● **PROBLEM TO WORK ON**
Type out all the records word for word. Any pictures are to be left out.

--- start SOURCE DATA ---

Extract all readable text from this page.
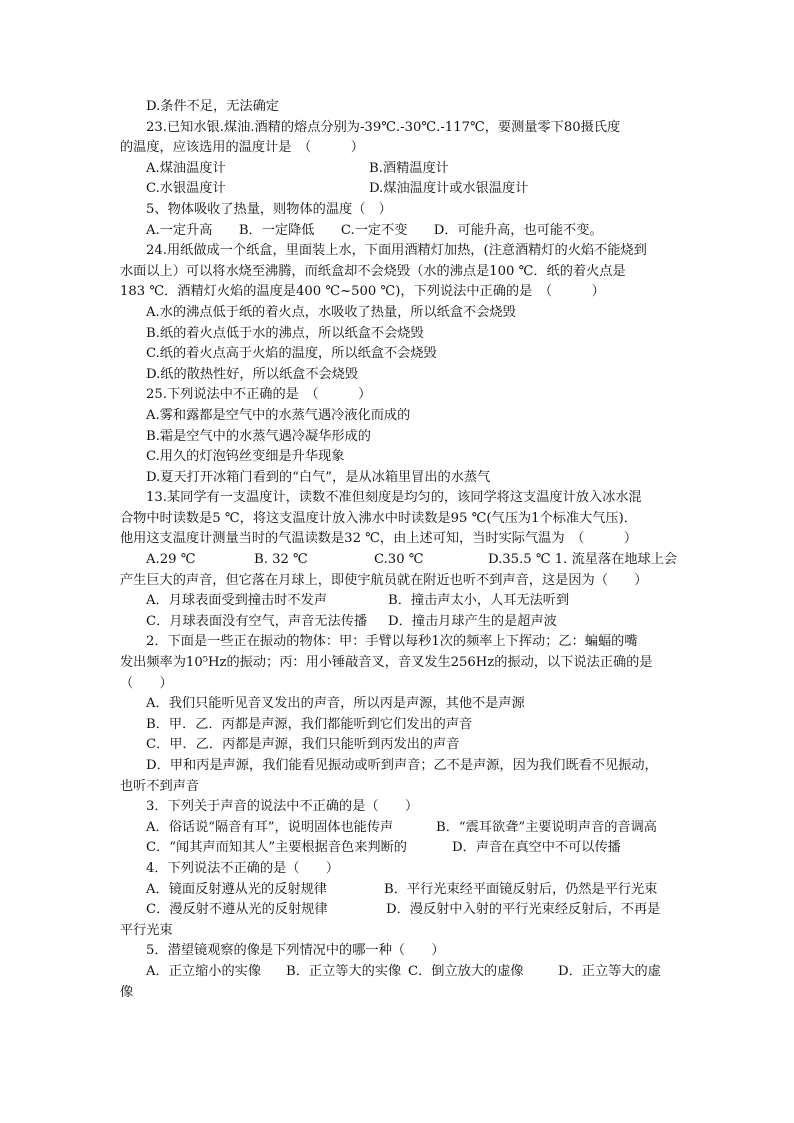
D.条件不足，无法确定
23.已知水银.煤油.酒精的熔点分别为-39℃.-30℃.-117℃，要测量零下80摄氏度
的温度，应该选用的温度计是　（　　　）
A.煤油温度计	B.酒精温度计
C.水银温度计	D.煤油温度计或水银温度计
5、物体吸收了热量，则物体的温度（　）
A.一定升高　　B．一定降低　　C.一定不变　　D．可能升高，也可能不变。
24.用纸做成一个纸盒，里面装上水，下面用酒精灯加热，(注意酒精灯的火焰不能烧到
水面以上）可以将水烧至沸腾，而纸盒却不会烧毁（水的沸点是100 ℃．纸的着火点是
183 ℃．酒精灯火焰的温度是400 ℃~500 ℃)，下列说法中正确的是　（　　　）
A.水的沸点低于纸的着火点，水吸收了热量，所以纸盒不会烧毁
B.纸的着火点低于水的沸点，所以纸盒不会烧毁
C.纸的着火点高于火焰的温度，所以纸盒不会烧毁
D.纸的散热性好，所以纸盒不会烧毁
25.下列说法中不正确的是　（　　　）
A.雾和露都是空气中的水蒸气遇冷液化而成的
B.霜是空气中的水蒸气遇冷凝华形成的
C.用久的灯泡钨丝变细是升华现象
D.夏天打开冰箱门看到的“白气”，是从冰箱里冒出的水蒸气
13.某同学有一支温度计，读数不准但刻度是均匀的，该同学将这支温度计放入冰水混
合物中时读数是5 ℃，将这支温度计放入沸水中时读数是95 ℃(气压为1个标准大气压)．
他用这支温度计测量当时的气温读数是32 ℃，由上述可知，当时实际气温为　（　　　）
A.29 ℃	B. 32 ℃	C.30 ℃	D.35.5 ℃ 1. 流星落在地球上会
产生巨大的声音，但它落在月球上，即使宇航员就在附近也听不到声音，这是因为（　　）
A．月球表面受到撞击时不发声	B．撞击声太小，人耳无法听到
C．月球表面没有空气，声音无法传播	D．撞击月球产生的是超声波
2．下面是一些正在振动的物体：甲：手臂以每秒1次的频率上下挥动；乙：蝙蝠的嘴
发出频率为10⁵Hz的振动；丙：用小锤敲音叉，音叉发生256Hz的振动，以下说法正确的是
（　　）
A．我们只能听见音叉发出的声音，所以丙是声源，其他不是声源
B．甲．乙．丙都是声源，我们都能听到它们发出的声音
C．甲．乙．丙都是声源，我们只能听到丙发出的声音
D．甲和丙是声源，我们能看见振动或听到声音；乙不是声源，因为我们既看不见振动，
也听不到声音
3．下列关于声音的说法中不正确的是（　　）
A．俗话说“隔音有耳”，说明固体也能传声	B．“震耳欲聋”主要说明声音的音调高
C．“闻其声而知其人”主要根据音色来判断的	D．声音在真空中不可以传播
4．下列说法不正确的是（　　）
A．镜面反射遵从光的反射规律	B．平行光束经平面镜反射后，仍然是平行光束
C．漫反射不遵从光的反射规律	D．漫反射中入射的平行光束经反射后，不再是
平行光束
5．潜望镜观察的像是下列情况中的哪一种（　　）
A．正立缩小的实像	B．正立等大的实像 C．倒立放大的虚像	D．正立等大的虚
像
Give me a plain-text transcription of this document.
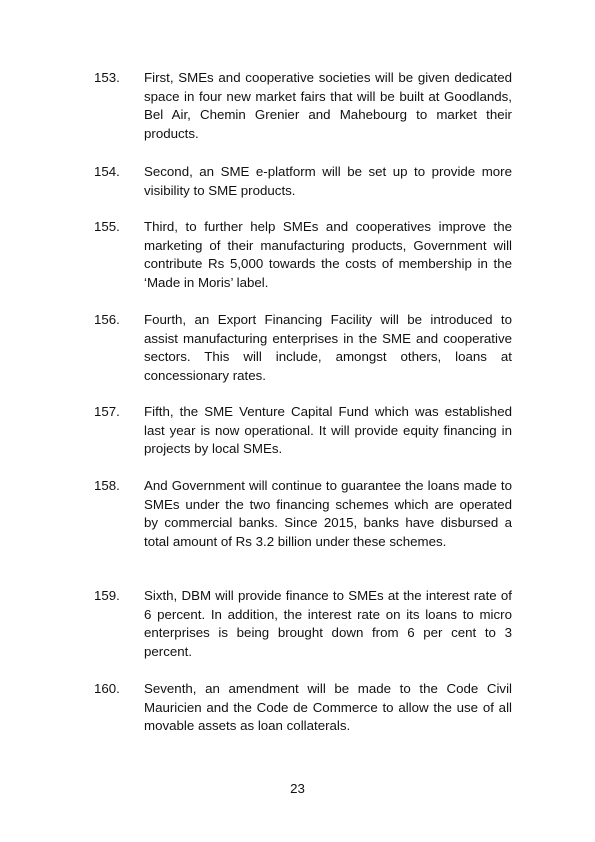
153.	First, SMEs and cooperative societies will be given dedicated space in four new market fairs that will be built at Goodlands, Bel Air, Chemin Grenier and Mahebourg to market their products.
154.	Second, an SME e-platform will be set up to provide more visibility to SME products.
155.	Third, to further help SMEs and cooperatives improve the marketing of their manufacturing products, Government will contribute Rs 5,000 towards the costs of membership in the ‘Made in Moris’ label.
156.	Fourth, an Export Financing Facility will be introduced to assist manufacturing enterprises in the SME and cooperative sectors. This will include, amongst others, loans at concessionary rates.
157.	Fifth, the SME Venture Capital Fund which was established last year is now operational. It will provide equity financing in projects by local SMEs.
158.	And Government will continue to guarantee the loans made to SMEs under the two financing schemes which are operated by commercial banks. Since 2015, banks have disbursed a total amount of Rs 3.2 billion under these schemes.
159.	Sixth, DBM will provide finance to SMEs at the interest rate of 6 percent. In addition, the interest rate on its loans to micro enterprises is being brought down from 6 per cent to 3 percent.
160.	Seventh, an amendment will be made to the Code Civil Mauricien and the Code de Commerce to allow the use of all movable assets as loan collaterals.
23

--- end SOURCE DATA ---

● **WRITTEN SOLUTION**
Extract all readable text from this page.
D.条件不足，无法确定
23.已知水银.煤油.酒精的熔点分别为-39℃.-30℃.-117℃，要测量零下80摄氏度
的温度，应该选用的温度计是　（　　　）
A.煤油温度计	B.酒精温度计
C.水银温度计	D.煤油温度计或水银温度计
5、物体吸收了热量，则物体的温度（　）
A.一定升高　　B．一定降低　　C.一定不变　　D．可能升高，也可能不变。
24.用纸做成一个纸盒，里面装上水，下面用酒精灯加热，(注意酒精灯的火焰不能烧到
水面以上）可以将水烧至沸腾，而纸盒却不会烧毁（水的沸点是100 ℃．纸的着火点是
183 ℃．酒精灯火焰的温度是400 ℃~500 ℃)，下列说法中正确的是　（　　　）
A.水的沸点低于纸的着火点，水吸收了热量，所以纸盒不会烧毁
B.纸的着火点低于水的沸点，所以纸盒不会烧毁
C.纸的着火点高于火焰的温度，所以纸盒不会烧毁
D.纸的散热性好，所以纸盒不会烧毁
25.下列说法中不正确的是　（　　　）
A.雾和露都是空气中的水蒸气遇冷液化而成的
B.霜是空气中的水蒸气遇冷凝华形成的
C.用久的灯泡钨丝变细是升华现象
D.夏天打开冰箱门看到的“白气”，是从冰箱里冒出的水蒸气
13.某同学有一支温度计，读数不准但刻度是均匀的，该同学将这支温度计放入冰水混
合物中时读数是5 ℃，将这支温度计放入沸水中时读数是95 ℃(气压为1个标准大气压)．
他用这支温度计测量当时的气温读数是32 ℃，由上述可知，当时实际气温为　（　　　）
A.29 ℃	B. 32 ℃	C.30 ℃	D.35.5 ℃ 1. 流星落在地球上会
产生巨大的声音，但它落在月球上，即使宇航员就在附近也听不到声音，这是因为（　　）
A．月球表面受到撞击时不发声	B．撞击声太小，人耳无法听到
C．月球表面没有空气，声音无法传播	D．撞击月球产生的是超声波
2．下面是一些正在振动的物体：甲：手臂以每秒1次的频率上下挥动；乙：蝙蝠的嘴
发出频率为10⁵Hz的振动；丙：用小锤敲音叉，音叉发生256Hz的振动，以下说法正确的是
（　　）
A．我们只能听见音叉发出的声音，所以丙是声源，其他不是声源
B．甲．乙．丙都是声源，我们都能听到它们发出的声音
C．甲．乙．丙都是声源，我们只能听到丙发出的声音
D．甲和丙是声源，我们能看见振动或听到声音；乙不是声源，因为我们既看不见振动，
也听不到声音
3．下列关于声音的说法中不正确的是（　　）
A．俗话说“隔音有耳”，说明固体也能传声	B．“震耳欲聋”主要说明声音的音调高
C．“闻其声而知其人”主要根据音色来判断的	D．声音在真空中不可以传播
4．下列说法不正确的是（　　）
A．镜面反射遵从光的反射规律	B．平行光束经平面镜反射后，仍然是平行光束
C．漫反射不遵从光的反射规律	D．漫反射中入射的平行光束经反射后，不再是
平行光束
5．潜望镜观察的像是下列情况中的哪一种（　　）
A．正立缩小的实像	B．正立等大的实像 C．倒立放大的虚像	D．正立等大的虚
像
Give me a plain-text transcription of this document.
153.	First, SMEs and cooperative societies will be given dedicated space in four new market fairs that will be built at Goodlands, Bel Air, Chemin Grenier and Mahebourg to market their products.
154.	Second, an SME e-platform will be set up to provide more visibility to SME products.
155.	Third, to further help SMEs and cooperatives improve the marketing of their manufacturing products, Government will contribute Rs 5,000 towards the costs of membership in the ‘Made in Moris’ label.
156.	Fourth, an Export Financing Facility will be introduced to assist manufacturing enterprises in the SME and cooperative sectors. This will include, amongst others, loans at concessionary rates.
157.	Fifth, the SME Venture Capital Fund which was established last year is now operational. It will provide equity financing in projects by local SMEs.
158.	And Government will continue to guarantee the loans made to SMEs under the two financing schemes which are operated by commercial banks. Since 2015, banks have disbursed a total amount of Rs 3.2 billion under these schemes.
159.	Sixth, DBM will provide finance to SMEs at the interest rate of 6 percent. In addition, the interest rate on its loans to micro enterprises is being brought down from 6 per cent to 3 percent.
160.	Seventh, an amendment will be made to the Code Civil Mauricien and the Code de Commerce to allow the use of all movable assets as loan collaterals.
23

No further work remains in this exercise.